§ **Exercise**
Do not carry the pictures over; copy every other part of the entries exactly.

Extracted data entries

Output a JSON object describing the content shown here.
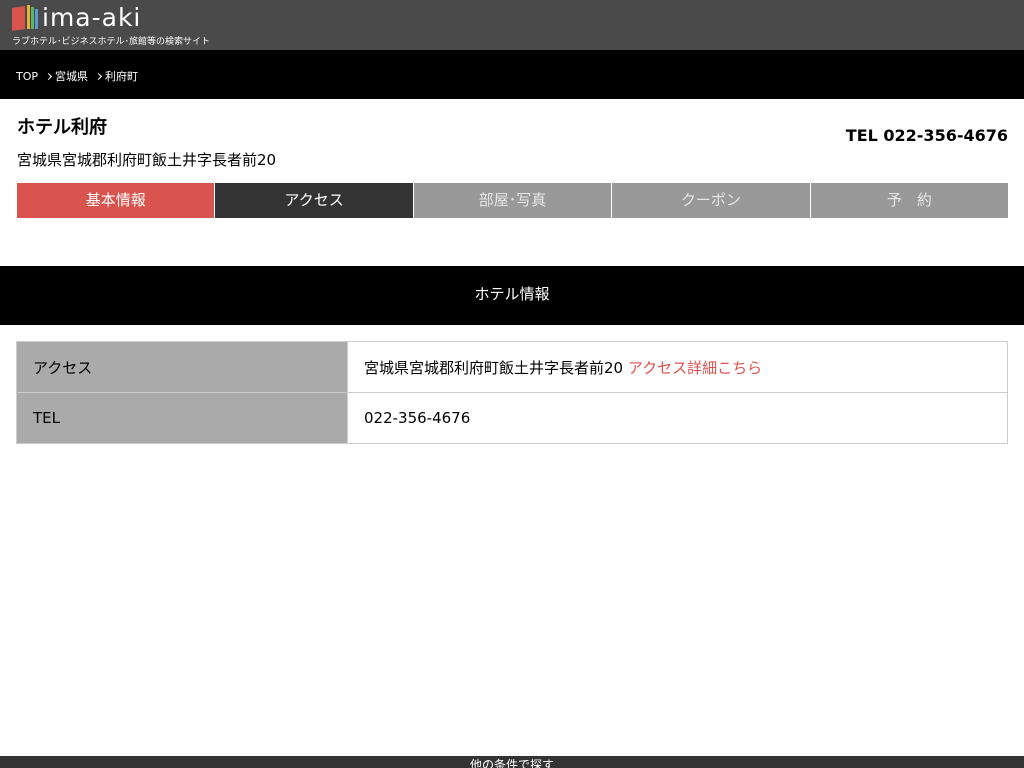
{
  "header": {
    "logo_text": "ima-aki",
    "tagline": "ラブホテル･ビジネスホテル･旅館等の検索サイト"
  },
  "breadcrumb": {
    "items": [
      "TOP",
      "宮城県",
      "利府町"
    ]
  },
  "hotel": {
    "name": "ホテル利府",
    "tel": "TEL 022-356-4676",
    "address": "宮城県宮城郡利府町飯土井字長者前20"
  },
  "tabs": [
    {
      "label": "基本情報"
    },
    {
      "label": "アクセス"
    },
    {
      "label": "部屋･写真"
    },
    {
      "label": "クーポン"
    },
    {
      "label": "予　約"
    }
  ],
  "section": {
    "title": "ホテル情報"
  },
  "info_table": {
    "rows": [
      {
        "key": "アクセス",
        "value": "宮城県宮城郡利府町飯土井字長者前20",
        "link": "アクセス詳細こちら"
      },
      {
        "key": "TEL",
        "value": "022-356-4676"
      }
    ]
  },
  "footer": {
    "label": "他の条件で探す"
  },
  "colors": {
    "header_bg": "#4a4a4a",
    "accent_red": "#d9534f",
    "tab_active_dark": "#333333",
    "tab_disabled": "#999999",
    "table_key_bg": "#aaaaaa"
  }
}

§ **Exercise output**
Output a JSON object describing the content shown here.
{
  "header": {
    "logo_text": "ima-aki",
    "tagline": "ラブホテル･ビジネスホテル･旅館等の検索サイト"
  },
  "breadcrumb": {
    "items": [
      "TOP",
      "宮城県",
      "利府町"
    ]
  },
  "hotel": {
    "name": "ホテル利府",
    "tel": "TEL 022-356-4676",
    "address": "宮城県宮城郡利府町飯土井字長者前20"
  },
  "tabs": [
    {
      "label": "基本情報"
    },
    {
      "label": "アクセス"
    },
    {
      "label": "部屋･写真"
    },
    {
      "label": "クーポン"
    },
    {
      "label": "予　約"
    }
  ],
  "section": {
    "title": "ホテル情報"
  },
  "info_table": {
    "rows": [
      {
        "key": "アクセス",
        "value": "宮城県宮城郡利府町飯土井字長者前20",
        "link": "アクセス詳細こちら"
      },
      {
        "key": "TEL",
        "value": "022-356-4676"
      }
    ]
  },
  "footer": {
    "label": "他の条件で探す"
  },
  "colors": {
    "header_bg": "#4a4a4a",
    "accent_red": "#d9534f",
    "tab_active_dark": "#333333",
    "tab_disabled": "#999999",
    "table_key_bg": "#aaaaaa"
  }
}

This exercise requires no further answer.